[Extracted data entries]
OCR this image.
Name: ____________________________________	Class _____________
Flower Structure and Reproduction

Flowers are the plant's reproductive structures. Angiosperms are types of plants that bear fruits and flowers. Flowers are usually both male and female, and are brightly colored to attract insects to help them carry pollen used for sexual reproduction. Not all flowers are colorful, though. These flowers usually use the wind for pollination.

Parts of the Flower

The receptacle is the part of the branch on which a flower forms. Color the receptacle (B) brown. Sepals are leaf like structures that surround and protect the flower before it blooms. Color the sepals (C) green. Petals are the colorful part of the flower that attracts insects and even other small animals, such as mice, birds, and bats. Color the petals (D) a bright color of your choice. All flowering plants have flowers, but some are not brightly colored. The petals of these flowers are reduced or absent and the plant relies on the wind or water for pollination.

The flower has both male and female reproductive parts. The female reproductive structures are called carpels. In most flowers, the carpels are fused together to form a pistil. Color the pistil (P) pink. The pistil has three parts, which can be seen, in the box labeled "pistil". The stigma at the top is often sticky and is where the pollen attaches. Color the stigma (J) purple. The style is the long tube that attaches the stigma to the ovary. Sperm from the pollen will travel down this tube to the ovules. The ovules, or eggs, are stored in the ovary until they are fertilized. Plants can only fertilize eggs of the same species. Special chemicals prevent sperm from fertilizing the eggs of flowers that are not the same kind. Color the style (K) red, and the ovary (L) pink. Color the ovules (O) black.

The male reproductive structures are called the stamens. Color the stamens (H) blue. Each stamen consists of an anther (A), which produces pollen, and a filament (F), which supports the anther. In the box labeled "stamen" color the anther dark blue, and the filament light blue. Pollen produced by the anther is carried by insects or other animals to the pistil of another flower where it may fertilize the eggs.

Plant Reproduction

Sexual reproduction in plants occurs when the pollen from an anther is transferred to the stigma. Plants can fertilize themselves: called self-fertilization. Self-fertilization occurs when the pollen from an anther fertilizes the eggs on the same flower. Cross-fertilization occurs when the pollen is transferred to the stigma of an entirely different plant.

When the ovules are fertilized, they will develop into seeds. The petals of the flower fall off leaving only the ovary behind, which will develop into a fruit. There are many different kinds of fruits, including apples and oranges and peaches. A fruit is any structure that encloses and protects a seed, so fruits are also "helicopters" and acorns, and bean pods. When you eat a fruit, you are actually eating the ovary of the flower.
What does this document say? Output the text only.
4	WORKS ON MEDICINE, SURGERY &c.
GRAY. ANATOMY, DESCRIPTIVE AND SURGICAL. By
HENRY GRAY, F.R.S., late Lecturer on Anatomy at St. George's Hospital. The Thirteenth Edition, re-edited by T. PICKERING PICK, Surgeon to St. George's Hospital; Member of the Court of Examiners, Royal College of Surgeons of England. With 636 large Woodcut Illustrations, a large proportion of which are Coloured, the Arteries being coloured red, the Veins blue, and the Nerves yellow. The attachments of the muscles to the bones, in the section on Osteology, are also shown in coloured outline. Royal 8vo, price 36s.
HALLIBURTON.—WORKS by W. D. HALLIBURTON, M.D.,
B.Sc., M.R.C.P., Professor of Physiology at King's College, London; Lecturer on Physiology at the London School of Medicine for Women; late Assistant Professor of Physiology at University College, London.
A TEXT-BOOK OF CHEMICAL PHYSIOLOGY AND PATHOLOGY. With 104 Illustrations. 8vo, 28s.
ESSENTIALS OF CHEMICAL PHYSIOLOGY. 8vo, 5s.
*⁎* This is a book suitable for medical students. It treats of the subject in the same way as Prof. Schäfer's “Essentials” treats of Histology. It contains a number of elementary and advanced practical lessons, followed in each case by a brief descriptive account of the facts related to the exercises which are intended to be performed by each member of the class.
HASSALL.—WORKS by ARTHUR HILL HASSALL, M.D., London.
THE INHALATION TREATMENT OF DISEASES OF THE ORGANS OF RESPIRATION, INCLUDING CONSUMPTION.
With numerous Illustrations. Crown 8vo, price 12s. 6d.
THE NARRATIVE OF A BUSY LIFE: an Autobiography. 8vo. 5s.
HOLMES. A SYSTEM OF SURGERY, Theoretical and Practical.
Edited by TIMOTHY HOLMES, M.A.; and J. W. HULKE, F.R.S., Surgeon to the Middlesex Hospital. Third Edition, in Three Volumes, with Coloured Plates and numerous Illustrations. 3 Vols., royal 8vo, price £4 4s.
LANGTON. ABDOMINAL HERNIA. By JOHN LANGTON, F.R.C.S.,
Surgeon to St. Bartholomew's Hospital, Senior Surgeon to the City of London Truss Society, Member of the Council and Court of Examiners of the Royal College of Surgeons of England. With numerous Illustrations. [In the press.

_WHAT IS EXPECTED_
Your task is to retype all of the records exactly.

_RESPONSE FOR THIS EXERCISE_
OCR this image.
Name: ____________________________________	Class _____________
Flower Structure and Reproduction

Flowers are the plant's reproductive structures. Angiosperms are types of plants that bear fruits and flowers. Flowers are usually both male and female, and are brightly colored to attract insects to help them carry pollen used for sexual reproduction. Not all flowers are colorful, though. These flowers usually use the wind for pollination.

Parts of the Flower

The receptacle is the part of the branch on which a flower forms. Color the receptacle (B) brown. Sepals are leaf like structures that surround and protect the flower before it blooms. Color the sepals (C) green. Petals are the colorful part of the flower that attracts insects and even other small animals, such as mice, birds, and bats. Color the petals (D) a bright color of your choice. All flowering plants have flowers, but some are not brightly colored. The petals of these flowers are reduced or absent and the plant relies on the wind or water for pollination.

The flower has both male and female reproductive parts. The female reproductive structures are called carpels. In most flowers, the carpels are fused together to form a pistil. Color the pistil (P) pink. The pistil has three parts, which can be seen, in the box labeled "pistil". The stigma at the top is often sticky and is where the pollen attaches. Color the stigma (J) purple. The style is the long tube that attaches the stigma to the ovary. Sperm from the pollen will travel down this tube to the ovules. The ovules, or eggs, are stored in the ovary until they are fertilized. Plants can only fertilize eggs of the same species. Special chemicals prevent sperm from fertilizing the eggs of flowers that are not the same kind. Color the style (K) red, and the ovary (L) pink. Color the ovules (O) black.

The male reproductive structures are called the stamens. Color the stamens (H) blue. Each stamen consists of an anther (A), which produces pollen, and a filament (F), which supports the anther. In the box labeled "stamen" color the anther dark blue, and the filament light blue. Pollen produced by the anther is carried by insects or other animals to the pistil of another flower where it may fertilize the eggs.

Plant Reproduction

Sexual reproduction in plants occurs when the pollen from an anther is transferred to the stigma. Plants can fertilize themselves: called self-fertilization. Self-fertilization occurs when the pollen from an anther fertilizes the eggs on the same flower. Cross-fertilization occurs when the pollen is transferred to the stigma of an entirely different plant.

When the ovules are fertilized, they will develop into seeds. The petals of the flower fall off leaving only the ovary behind, which will develop into a fruit. There are many different kinds of fruits, including apples and oranges and peaches. A fruit is any structure that encloses and protects a seed, so fruits are also "helicopters" and acorns, and bean pods. When you eat a fruit, you are actually eating the ovary of the flower.
What does this document say? Output the text only.
4	WORKS ON MEDICINE, SURGERY &c.
GRAY. ANATOMY, DESCRIPTIVE AND SURGICAL. By
HENRY GRAY, F.R.S., late Lecturer on Anatomy at St. George's Hospital. The Thirteenth Edition, re-edited by T. PICKERING PICK, Surgeon to St. George's Hospital; Member of the Court of Examiners, Royal College of Surgeons of England. With 636 large Woodcut Illustrations, a large proportion of which are Coloured, the Arteries being coloured red, the Veins blue, and the Nerves yellow. The attachments of the muscles to the bones, in the section on Osteology, are also shown in coloured outline. Royal 8vo, price 36s.
HALLIBURTON.—WORKS by W. D. HALLIBURTON, M.D.,
B.Sc., M.R.C.P., Professor of Physiology at King's College, London; Lecturer on Physiology at the London School of Medicine for Women; late Assistant Professor of Physiology at University College, London.
A TEXT-BOOK OF CHEMICAL PHYSIOLOGY AND PATHOLOGY. With 104 Illustrations. 8vo, 28s.
ESSENTIALS OF CHEMICAL PHYSIOLOGY. 8vo, 5s.
*⁎* This is a book suitable for medical students. It treats of the subject in the same way as Prof. Schäfer's “Essentials” treats of Histology. It contains a number of elementary and advanced practical lessons, followed in each case by a brief descriptive account of the facts related to the exercises which are intended to be performed by each member of the class.
HASSALL.—WORKS by ARTHUR HILL HASSALL, M.D., London.
THE INHALATION TREATMENT OF DISEASES OF THE ORGANS OF RESPIRATION, INCLUDING CONSUMPTION.
With numerous Illustrations. Crown 8vo, price 12s. 6d.
THE NARRATIVE OF A BUSY LIFE: an Autobiography. 8vo. 5s.
HOLMES. A SYSTEM OF SURGERY, Theoretical and Practical.
Edited by TIMOTHY HOLMES, M.A.; and J. W. HULKE, F.R.S., Surgeon to the Middlesex Hospital. Third Edition, in Three Volumes, with Coloured Plates and numerous Illustrations. 3 Vols., royal 8vo, price £4 4s.
LANGTON. ABDOMINAL HERNIA. By JOHN LANGTON, F.R.C.S.,
Surgeon to St. Bartholomew's Hospital, Senior Surgeon to the City of London Truss Society, Member of the Council and Court of Examiners of the Royal College of Surgeons of England. With numerous Illustrations. [In the press.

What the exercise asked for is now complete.